The exercise:
Please give every line of the rows below as a JSON list of strings, one string per line, with blank lines left out.

Given entries:
:::::

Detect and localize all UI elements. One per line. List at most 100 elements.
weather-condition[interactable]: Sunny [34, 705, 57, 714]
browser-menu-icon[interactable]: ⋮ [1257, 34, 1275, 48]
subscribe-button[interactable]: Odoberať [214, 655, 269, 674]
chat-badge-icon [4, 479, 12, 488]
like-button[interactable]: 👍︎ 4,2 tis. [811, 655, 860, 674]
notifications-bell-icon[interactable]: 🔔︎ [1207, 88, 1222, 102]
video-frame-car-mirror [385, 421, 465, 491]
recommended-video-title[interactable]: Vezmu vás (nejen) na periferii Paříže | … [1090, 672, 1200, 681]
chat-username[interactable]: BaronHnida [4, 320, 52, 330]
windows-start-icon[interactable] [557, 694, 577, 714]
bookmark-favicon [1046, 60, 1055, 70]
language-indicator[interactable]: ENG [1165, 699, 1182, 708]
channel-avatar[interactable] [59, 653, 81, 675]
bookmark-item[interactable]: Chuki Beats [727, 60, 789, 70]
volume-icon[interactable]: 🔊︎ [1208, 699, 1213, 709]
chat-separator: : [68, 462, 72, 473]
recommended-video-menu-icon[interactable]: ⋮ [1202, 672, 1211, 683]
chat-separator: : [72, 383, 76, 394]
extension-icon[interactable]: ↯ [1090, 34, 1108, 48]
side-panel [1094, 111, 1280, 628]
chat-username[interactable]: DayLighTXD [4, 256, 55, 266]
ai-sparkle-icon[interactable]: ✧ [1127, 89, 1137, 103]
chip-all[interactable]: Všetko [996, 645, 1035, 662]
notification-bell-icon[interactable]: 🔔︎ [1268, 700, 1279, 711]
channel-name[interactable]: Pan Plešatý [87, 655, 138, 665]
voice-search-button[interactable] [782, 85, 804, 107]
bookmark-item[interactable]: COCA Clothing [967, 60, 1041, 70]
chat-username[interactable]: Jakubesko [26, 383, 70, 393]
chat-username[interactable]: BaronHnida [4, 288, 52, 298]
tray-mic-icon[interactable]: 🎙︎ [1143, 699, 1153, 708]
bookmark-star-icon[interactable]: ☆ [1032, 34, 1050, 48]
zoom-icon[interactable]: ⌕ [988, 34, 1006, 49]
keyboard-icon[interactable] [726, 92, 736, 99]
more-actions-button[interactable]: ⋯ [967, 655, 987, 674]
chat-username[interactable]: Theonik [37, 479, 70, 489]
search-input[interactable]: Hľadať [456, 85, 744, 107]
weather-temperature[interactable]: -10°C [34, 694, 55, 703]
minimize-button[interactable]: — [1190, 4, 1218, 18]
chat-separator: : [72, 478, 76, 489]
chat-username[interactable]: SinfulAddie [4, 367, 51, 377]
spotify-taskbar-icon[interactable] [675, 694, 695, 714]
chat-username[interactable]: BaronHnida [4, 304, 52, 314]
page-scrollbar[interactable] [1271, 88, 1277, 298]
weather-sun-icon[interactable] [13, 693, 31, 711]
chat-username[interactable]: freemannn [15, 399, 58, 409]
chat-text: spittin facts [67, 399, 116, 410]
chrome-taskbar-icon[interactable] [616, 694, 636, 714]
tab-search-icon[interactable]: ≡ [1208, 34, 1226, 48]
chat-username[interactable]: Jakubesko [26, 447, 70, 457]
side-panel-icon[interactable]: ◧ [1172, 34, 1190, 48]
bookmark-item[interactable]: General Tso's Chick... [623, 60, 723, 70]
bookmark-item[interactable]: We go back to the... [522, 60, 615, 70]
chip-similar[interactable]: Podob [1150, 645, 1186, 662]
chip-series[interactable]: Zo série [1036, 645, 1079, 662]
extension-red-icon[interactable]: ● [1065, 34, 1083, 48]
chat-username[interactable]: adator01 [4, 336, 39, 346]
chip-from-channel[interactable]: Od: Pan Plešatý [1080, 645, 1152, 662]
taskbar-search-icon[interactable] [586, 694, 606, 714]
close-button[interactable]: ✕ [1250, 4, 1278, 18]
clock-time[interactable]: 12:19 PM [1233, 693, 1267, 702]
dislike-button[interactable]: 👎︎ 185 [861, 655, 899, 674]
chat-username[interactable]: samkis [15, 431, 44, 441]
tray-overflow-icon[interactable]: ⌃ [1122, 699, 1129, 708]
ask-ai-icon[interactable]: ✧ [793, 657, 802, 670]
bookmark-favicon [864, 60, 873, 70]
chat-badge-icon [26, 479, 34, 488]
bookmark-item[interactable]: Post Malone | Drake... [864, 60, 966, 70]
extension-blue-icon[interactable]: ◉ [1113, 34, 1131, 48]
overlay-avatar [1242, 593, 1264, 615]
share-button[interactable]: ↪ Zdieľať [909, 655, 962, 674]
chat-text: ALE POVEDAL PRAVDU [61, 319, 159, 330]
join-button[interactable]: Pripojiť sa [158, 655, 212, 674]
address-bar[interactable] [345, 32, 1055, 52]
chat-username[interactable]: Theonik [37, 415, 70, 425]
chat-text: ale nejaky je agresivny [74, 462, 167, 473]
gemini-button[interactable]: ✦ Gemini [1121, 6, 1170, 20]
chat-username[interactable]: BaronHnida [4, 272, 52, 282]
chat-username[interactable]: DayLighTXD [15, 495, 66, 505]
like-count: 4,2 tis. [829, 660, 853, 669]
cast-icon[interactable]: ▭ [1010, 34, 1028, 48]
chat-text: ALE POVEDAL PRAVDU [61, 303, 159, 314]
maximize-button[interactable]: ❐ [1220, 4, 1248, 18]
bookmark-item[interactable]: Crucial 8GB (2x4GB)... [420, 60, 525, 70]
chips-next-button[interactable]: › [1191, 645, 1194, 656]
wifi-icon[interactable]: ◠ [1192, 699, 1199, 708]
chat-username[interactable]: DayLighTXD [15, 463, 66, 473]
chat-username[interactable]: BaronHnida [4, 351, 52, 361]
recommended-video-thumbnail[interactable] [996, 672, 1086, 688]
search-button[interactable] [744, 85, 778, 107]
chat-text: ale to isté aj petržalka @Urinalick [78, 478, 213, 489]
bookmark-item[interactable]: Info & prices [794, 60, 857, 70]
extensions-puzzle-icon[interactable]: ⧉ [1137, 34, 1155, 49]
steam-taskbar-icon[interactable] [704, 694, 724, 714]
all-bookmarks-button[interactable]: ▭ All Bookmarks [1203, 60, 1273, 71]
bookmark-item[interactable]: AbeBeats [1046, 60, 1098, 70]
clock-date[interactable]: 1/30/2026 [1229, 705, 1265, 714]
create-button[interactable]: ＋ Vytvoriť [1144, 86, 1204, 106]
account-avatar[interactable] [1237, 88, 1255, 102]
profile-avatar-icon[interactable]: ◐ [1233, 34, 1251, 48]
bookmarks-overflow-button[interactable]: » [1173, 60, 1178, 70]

:::::

Answer to the problem:
[
  "Detect and localize all UI elements. One per line. List at most 100 elements.",
  "weather-condition[interactable]: Sunny [34, 705, 57, 714]",
  "browser-menu-icon[interactable]: ⋮ [1257, 34, 1275, 48]",
  "subscribe-button[interactable]: Odoberať [214, 655, 269, 674]",
  "chat-badge-icon [4, 479, 12, 488]",
  "like-button[interactable]: 👍︎ 4,2 tis. [811, 655, 860, 674]",
  "notifications-bell-icon[interactable]: 🔔︎ [1207, 88, 1222, 102]",
  "video-frame-car-mirror [385, 421, 465, 491]",
  "recommended-video-title[interactable]: Vezmu vás (nejen) na periferii Paříže | … [1090, 672, 1200, 681]",
  "chat-username[interactable]: BaronHnida [4, 320, 52, 330]",
  "windows-start-icon[interactable] [557, 694, 577, 714]",
  "bookmark-favicon [1046, 60, 1055, 70]",
  "language-indicator[interactable]: ENG [1165, 699, 1182, 708]",
  "channel-avatar[interactable] [59, 653, 81, 675]",
  "bookmark-item[interactable]: Chuki Beats [727, 60, 789, 70]",
  "volume-icon[interactable]: 🔊︎ [1208, 699, 1213, 709]",
  "chat-separator: : [68, 462, 72, 473]",
  "recommended-video-menu-icon[interactable]: ⋮ [1202, 672, 1211, 683]",
  "chat-separator: : [72, 383, 76, 394]",
  "extension-icon[interactable]: ↯ [1090, 34, 1108, 48]",
  "side-panel [1094, 111, 1280, 628]",
  "chat-username[interactable]: DayLighTXD [4, 256, 55, 266]",
  "ai-sparkle-icon[interactable]: ✧ [1127, 89, 1137, 103]",
  "chip-all[interactable]: Všetko [996, 645, 1035, 662]",
  "notification-bell-icon[interactable]: 🔔︎ [1268, 700, 1279, 711]",
  "channel-name[interactable]: Pan Plešatý [87, 655, 138, 665]",
  "voice-search-button[interactable] [782, 85, 804, 107]",
  "bookmark-item[interactable]: COCA Clothing [967, 60, 1041, 70]",
  "chat-username[interactable]: Jakubesko [26, 383, 70, 393]",
  "chat-username[interactable]: BaronHnida [4, 288, 52, 298]",
  "tray-mic-icon[interactable]: 🎙︎ [1143, 699, 1153, 708]",
  "bookmark-star-icon[interactable]: ☆ [1032, 34, 1050, 48]",
  "zoom-icon[interactable]: ⌕ [988, 34, 1006, 49]",
  "keyboard-icon[interactable] [726, 92, 736, 99]",
  "more-actions-button[interactable]: ⋯ [967, 655, 987, 674]",
  "chat-username[interactable]: Theonik [37, 479, 70, 489]",
  "search-input[interactable]: Hľadať [456, 85, 744, 107]",
  "weather-temperature[interactable]: -10°C [34, 694, 55, 703]",
  "minimize-button[interactable]: — [1190, 4, 1218, 18]",
  "chat-separator: : [72, 478, 76, 489]",
  "chat-username[interactable]: SinfulAddie [4, 367, 51, 377]",
  "spotify-taskbar-icon[interactable] [675, 694, 695, 714]",
  "chat-username[interactable]: BaronHnida [4, 304, 52, 314]",
  "page-scrollbar[interactable] [1271, 88, 1277, 298]",
  "weather-sun-icon[interactable] [13, 693, 31, 711]",
  "chat-username[interactable]: freemannn [15, 399, 58, 409]",
  "chat-text: spittin facts [67, 399, 116, 410]",
  "chrome-taskbar-icon[interactable] [616, 694, 636, 714]",
  "tab-search-icon[interactable]: ≡ [1208, 34, 1226, 48]",
  "chat-username[interactable]: Jakubesko [26, 447, 70, 457]",
  "side-panel-icon[interactable]: ◧ [1172, 34, 1190, 48]",
  "bookmark-item[interactable]: General Tso's Chick... [623, 60, 723, 70]",
  "bookmark-item[interactable]: We go back to the... [522, 60, 615, 70]",
  "chip-similar[interactable]: Podob [1150, 645, 1186, 662]",
  "chip-series[interactable]: Zo série [1036, 645, 1079, 662]",
  "extension-red-icon[interactable]: ● [1065, 34, 1083, 48]",
  "chat-username[interactable]: adator01 [4, 336, 39, 346]",
  "chip-from-channel[interactable]: Od: Pan Plešatý [1080, 645, 1152, 662]",
  "taskbar-search-icon[interactable] [586, 694, 606, 714]",
  "close-button[interactable]: ✕ [1250, 4, 1278, 18]",
  "clock-time[interactable]: 12:19 PM [1233, 693, 1267, 702]",
  "dislike-button[interactable]: 👎︎ 185 [861, 655, 899, 674]",
  "chat-username[interactable]: samkis [15, 431, 44, 441]",
  "tray-overflow-icon[interactable]: ⌃ [1122, 699, 1129, 708]",
  "ask-ai-icon[interactable]: ✧ [793, 657, 802, 670]",
  "bookmark-favicon [864, 60, 873, 70]",
  "chat-badge-icon [26, 479, 34, 488]",
  "bookmark-item[interactable]: Post Malone | Drake... [864, 60, 966, 70]",
  "extension-blue-icon[interactable]: ◉ [1113, 34, 1131, 48]",
  "overlay-avatar [1242, 593, 1264, 615]",
  "share-button[interactable]: ↪ Zdieľať [909, 655, 962, 674]",
  "chat-text: ALE POVEDAL PRAVDU [61, 319, 159, 330]",
  "join-button[interactable]: Pripojiť sa [158, 655, 212, 674]",
  "address-bar[interactable] [345, 32, 1055, 52]",
  "chat-username[interactable]: Theonik [37, 415, 70, 425]",
  "chat-text: ale nejaky je agresivny [74, 462, 167, 473]",
  "gemini-button[interactable]: ✦ Gemini [1121, 6, 1170, 20]",
  "chat-username[interactable]: BaronHnida [4, 272, 52, 282]",
  "chat-username[interactable]: DayLighTXD [15, 495, 66, 505]",
  "like-count: 4,2 tis. [829, 660, 853, 669]",
  "cast-icon[interactable]: ▭ [1010, 34, 1028, 48]",
  "chat-text: ALE POVEDAL PRAVDU [61, 303, 159, 314]",
  "maximize-button[interactable]: ❐ [1220, 4, 1248, 18]",
  "bookmark-item[interactable]: Crucial 8GB (2x4GB)... [420, 60, 525, 70]",
  "chips-next-button[interactable]: › [1191, 645, 1194, 656]",
  "wifi-icon[interactable]: ◠ [1192, 699, 1199, 708]",
  "chat-username[interactable]: DayLighTXD [15, 463, 66, 473]",
  "chat-username[interactable]: BaronHnida [4, 351, 52, 361]",
  "recommended-video-thumbnail[interactable] [996, 672, 1086, 688]",
  "search-button[interactable] [744, 85, 778, 107]",
  "chat-text: ale to isté aj petržalka @Urinalick [78, 478, 213, 489]",
  "bookmark-item[interactable]: Info & prices [794, 60, 857, 70]",
  "extensions-puzzle-icon[interactable]: ⧉ [1137, 34, 1155, 49]",
  "steam-taskbar-icon[interactable] [704, 694, 724, 714]",
  "all-bookmarks-button[interactable]: ▭ All Bookmarks [1203, 60, 1273, 71]",
  "bookmark-item[interactable]: AbeBeats [1046, 60, 1098, 70]",
  "clock-date[interactable]: 1/30/2026 [1229, 705, 1265, 714]",
  "create-button[interactable]: ＋ Vytvoriť [1144, 86, 1204, 106]",
  "account-avatar[interactable] [1237, 88, 1255, 102]",
  "profile-avatar-icon[interactable]: ◐ [1233, 34, 1251, 48]",
  "bookmarks-overflow-button[interactable]: » [1173, 60, 1178, 70]"
]